INSTRUCTION:
Return the material exactly as supplied, apart from the pictures, which are omitted.

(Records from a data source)

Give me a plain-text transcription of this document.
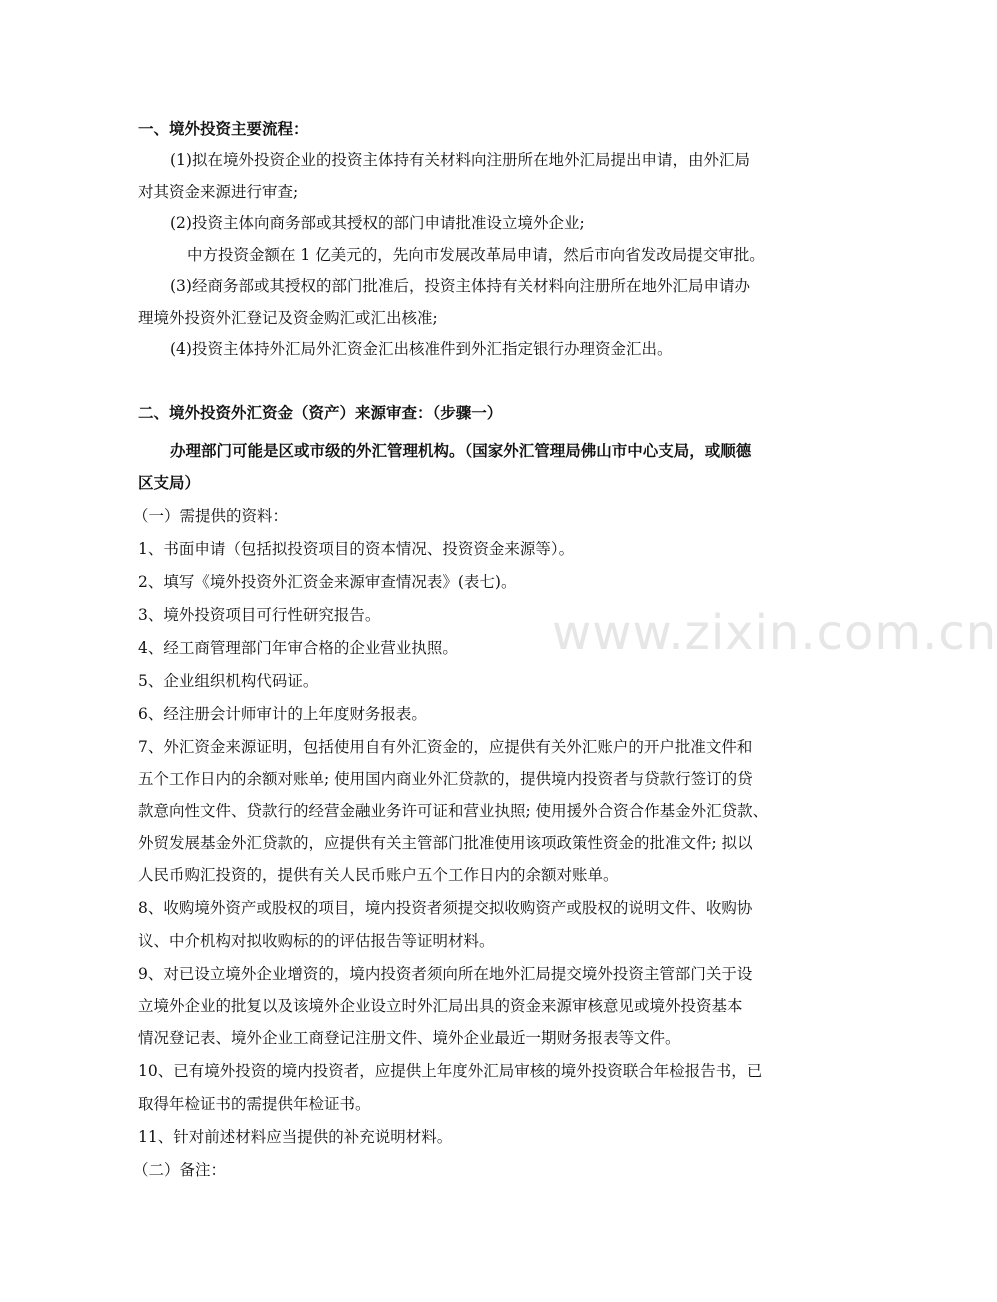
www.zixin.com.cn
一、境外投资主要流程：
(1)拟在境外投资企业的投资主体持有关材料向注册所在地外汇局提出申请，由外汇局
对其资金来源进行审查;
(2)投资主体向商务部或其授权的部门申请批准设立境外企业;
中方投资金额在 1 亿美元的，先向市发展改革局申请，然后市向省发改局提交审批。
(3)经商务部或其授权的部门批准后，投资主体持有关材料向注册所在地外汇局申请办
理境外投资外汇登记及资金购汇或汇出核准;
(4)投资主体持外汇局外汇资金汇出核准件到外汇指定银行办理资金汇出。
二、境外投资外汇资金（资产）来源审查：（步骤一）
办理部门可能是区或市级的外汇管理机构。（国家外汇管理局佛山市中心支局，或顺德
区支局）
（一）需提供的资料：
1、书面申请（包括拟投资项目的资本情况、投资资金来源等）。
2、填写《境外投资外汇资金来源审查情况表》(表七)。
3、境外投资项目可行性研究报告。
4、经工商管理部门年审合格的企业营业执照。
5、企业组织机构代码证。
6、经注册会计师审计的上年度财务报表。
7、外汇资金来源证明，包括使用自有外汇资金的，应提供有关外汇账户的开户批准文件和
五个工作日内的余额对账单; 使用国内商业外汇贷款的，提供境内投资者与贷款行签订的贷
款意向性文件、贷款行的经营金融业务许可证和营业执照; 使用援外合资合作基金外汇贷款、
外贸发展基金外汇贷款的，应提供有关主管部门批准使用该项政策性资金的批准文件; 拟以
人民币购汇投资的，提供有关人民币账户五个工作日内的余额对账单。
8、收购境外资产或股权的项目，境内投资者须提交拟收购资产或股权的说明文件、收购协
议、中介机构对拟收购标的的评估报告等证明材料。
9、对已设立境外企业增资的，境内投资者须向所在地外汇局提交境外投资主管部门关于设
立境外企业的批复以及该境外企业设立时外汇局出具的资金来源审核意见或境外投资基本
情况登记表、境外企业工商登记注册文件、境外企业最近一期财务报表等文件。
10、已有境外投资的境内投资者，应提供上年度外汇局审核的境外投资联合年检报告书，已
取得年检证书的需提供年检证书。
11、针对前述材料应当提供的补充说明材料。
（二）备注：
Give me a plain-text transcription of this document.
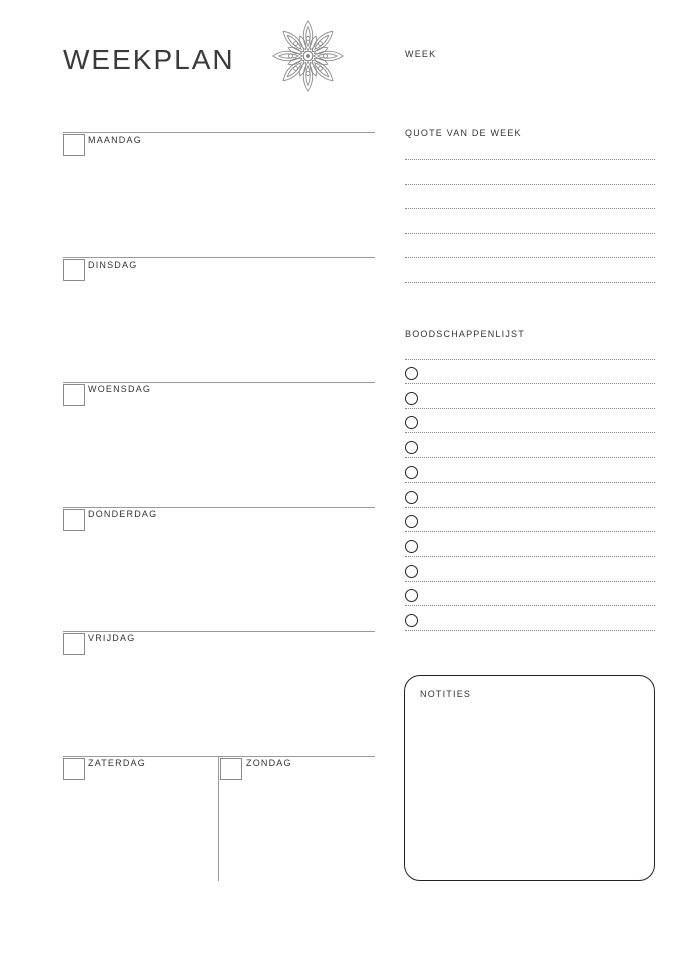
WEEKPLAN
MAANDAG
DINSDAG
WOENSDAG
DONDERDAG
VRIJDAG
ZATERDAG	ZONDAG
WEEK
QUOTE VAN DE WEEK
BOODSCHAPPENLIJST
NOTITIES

CORRECT RESULT:
Give me a plain-text transcription of this document.
www.zixin.com.cn
一、境外投资主要流程：
(1)拟在境外投资企业的投资主体持有关材料向注册所在地外汇局提出申请，由外汇局
对其资金来源进行审查;
(2)投资主体向商务部或其授权的部门申请批准设立境外企业;
中方投资金额在 1 亿美元的，先向市发展改革局申请，然后市向省发改局提交审批。
(3)经商务部或其授权的部门批准后，投资主体持有关材料向注册所在地外汇局申请办
理境外投资外汇登记及资金购汇或汇出核准;
(4)投资主体持外汇局外汇资金汇出核准件到外汇指定银行办理资金汇出。
二、境外投资外汇资金（资产）来源审查：（步骤一）
办理部门可能是区或市级的外汇管理机构。（国家外汇管理局佛山市中心支局，或顺德
区支局）
（一）需提供的资料：
1、书面申请（包括拟投资项目的资本情况、投资资金来源等）。
2、填写《境外投资外汇资金来源审查情况表》(表七)。
3、境外投资项目可行性研究报告。
4、经工商管理部门年审合格的企业营业执照。
5、企业组织机构代码证。
6、经注册会计师审计的上年度财务报表。
7、外汇资金来源证明，包括使用自有外汇资金的，应提供有关外汇账户的开户批准文件和
五个工作日内的余额对账单; 使用国内商业外汇贷款的，提供境内投资者与贷款行签订的贷
款意向性文件、贷款行的经营金融业务许可证和营业执照; 使用援外合资合作基金外汇贷款、
外贸发展基金外汇贷款的，应提供有关主管部门批准使用该项政策性资金的批准文件; 拟以
人民币购汇投资的，提供有关人民币账户五个工作日内的余额对账单。
8、收购境外资产或股权的项目，境内投资者须提交拟收购资产或股权的说明文件、收购协
议、中介机构对拟收购标的的评估报告等证明材料。
9、对已设立境外企业增资的，境内投资者须向所在地外汇局提交境外投资主管部门关于设
立境外企业的批复以及该境外企业设立时外汇局出具的资金来源审核意见或境外投资基本
情况登记表、境外企业工商登记注册文件、境外企业最近一期财务报表等文件。
10、已有境外投资的境内投资者，应提供上年度外汇局审核的境外投资联合年检报告书，已
取得年检证书的需提供年检证书。
11、针对前述材料应当提供的补充说明材料。
（二）备注：
Give me a plain-text transcription of this document.
WEEKPLAN
MAANDAG
DINSDAG
WOENSDAG
DONDERDAG
VRIJDAG
ZATERDAG	ZONDAG
WEEK
QUOTE VAN DE WEEK
BOODSCHAPPENLIJST
NOTITIES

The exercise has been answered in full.